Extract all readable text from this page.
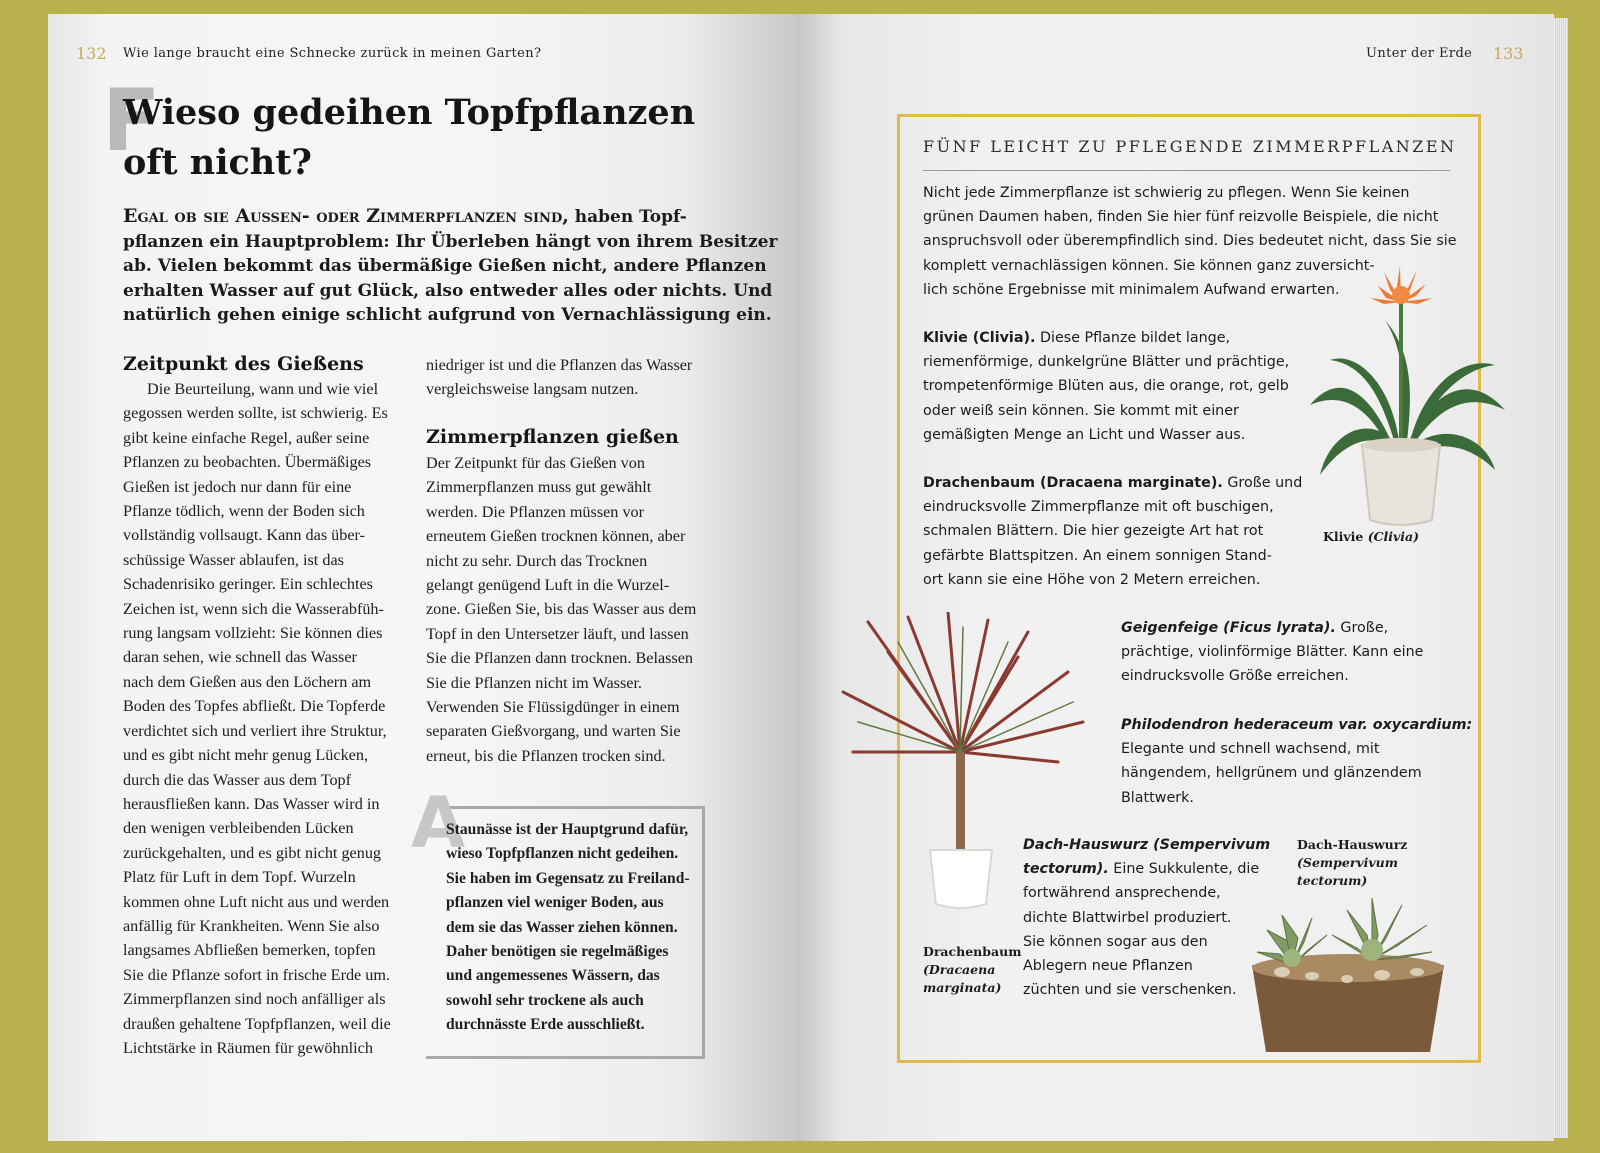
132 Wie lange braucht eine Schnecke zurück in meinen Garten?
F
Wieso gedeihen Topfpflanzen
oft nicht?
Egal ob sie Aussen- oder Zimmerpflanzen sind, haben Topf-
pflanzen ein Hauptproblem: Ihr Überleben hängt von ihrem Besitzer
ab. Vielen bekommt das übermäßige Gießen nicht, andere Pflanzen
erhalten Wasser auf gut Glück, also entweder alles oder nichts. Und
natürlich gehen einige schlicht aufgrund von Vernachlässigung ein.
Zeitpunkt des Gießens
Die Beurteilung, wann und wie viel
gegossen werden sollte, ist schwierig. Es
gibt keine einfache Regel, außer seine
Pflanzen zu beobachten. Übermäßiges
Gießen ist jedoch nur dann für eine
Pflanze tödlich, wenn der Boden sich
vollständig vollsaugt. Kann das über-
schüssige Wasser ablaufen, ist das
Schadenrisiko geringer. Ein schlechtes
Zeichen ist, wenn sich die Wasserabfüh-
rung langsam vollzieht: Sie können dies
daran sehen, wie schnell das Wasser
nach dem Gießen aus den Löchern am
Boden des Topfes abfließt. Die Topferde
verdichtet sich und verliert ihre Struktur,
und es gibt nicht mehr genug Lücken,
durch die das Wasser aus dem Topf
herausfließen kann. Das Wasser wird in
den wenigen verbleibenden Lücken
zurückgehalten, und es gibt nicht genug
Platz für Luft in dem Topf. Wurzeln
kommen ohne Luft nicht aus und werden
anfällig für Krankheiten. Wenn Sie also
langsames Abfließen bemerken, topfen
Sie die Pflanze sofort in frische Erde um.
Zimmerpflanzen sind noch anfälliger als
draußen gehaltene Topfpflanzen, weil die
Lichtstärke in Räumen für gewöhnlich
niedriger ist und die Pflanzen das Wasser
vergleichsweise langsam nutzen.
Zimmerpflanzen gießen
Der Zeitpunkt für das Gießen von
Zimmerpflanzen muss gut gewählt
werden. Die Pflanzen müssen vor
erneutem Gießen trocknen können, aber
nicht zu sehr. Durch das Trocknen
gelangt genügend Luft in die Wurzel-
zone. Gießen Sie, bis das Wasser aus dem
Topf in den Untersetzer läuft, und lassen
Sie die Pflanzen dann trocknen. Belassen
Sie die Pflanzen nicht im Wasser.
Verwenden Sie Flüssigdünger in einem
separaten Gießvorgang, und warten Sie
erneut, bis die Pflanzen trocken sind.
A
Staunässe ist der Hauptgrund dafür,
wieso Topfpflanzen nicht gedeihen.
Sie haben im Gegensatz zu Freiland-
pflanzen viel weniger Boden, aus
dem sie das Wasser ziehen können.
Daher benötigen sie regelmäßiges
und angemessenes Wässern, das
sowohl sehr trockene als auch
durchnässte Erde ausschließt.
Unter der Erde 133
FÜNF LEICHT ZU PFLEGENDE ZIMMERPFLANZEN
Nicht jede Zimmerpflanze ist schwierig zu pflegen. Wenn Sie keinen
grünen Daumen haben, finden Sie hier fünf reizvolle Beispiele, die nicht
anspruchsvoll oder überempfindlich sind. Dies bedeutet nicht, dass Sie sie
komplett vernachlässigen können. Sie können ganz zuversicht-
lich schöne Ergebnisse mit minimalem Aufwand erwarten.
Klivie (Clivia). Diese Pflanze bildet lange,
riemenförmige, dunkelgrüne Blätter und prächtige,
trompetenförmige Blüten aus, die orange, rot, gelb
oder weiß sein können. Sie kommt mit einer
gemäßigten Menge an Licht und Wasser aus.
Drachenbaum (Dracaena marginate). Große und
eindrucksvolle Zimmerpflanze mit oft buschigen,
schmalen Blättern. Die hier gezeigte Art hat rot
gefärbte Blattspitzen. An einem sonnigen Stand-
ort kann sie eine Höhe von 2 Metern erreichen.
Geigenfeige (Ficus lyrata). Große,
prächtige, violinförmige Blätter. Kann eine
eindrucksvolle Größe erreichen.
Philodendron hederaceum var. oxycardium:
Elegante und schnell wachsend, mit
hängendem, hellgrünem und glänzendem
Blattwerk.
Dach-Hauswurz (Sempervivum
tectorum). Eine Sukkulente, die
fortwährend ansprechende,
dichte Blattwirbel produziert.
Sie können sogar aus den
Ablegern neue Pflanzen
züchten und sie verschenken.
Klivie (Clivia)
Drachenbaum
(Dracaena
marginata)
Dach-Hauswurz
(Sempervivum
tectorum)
------------
TASK DIRECTIONS — Go through the records and pull out each line that includes the word "gedeihen".

TASK SOLUTION —
Wieso gedeihen Topfpflanzen
wieso Topfpflanzen nicht gedeihen.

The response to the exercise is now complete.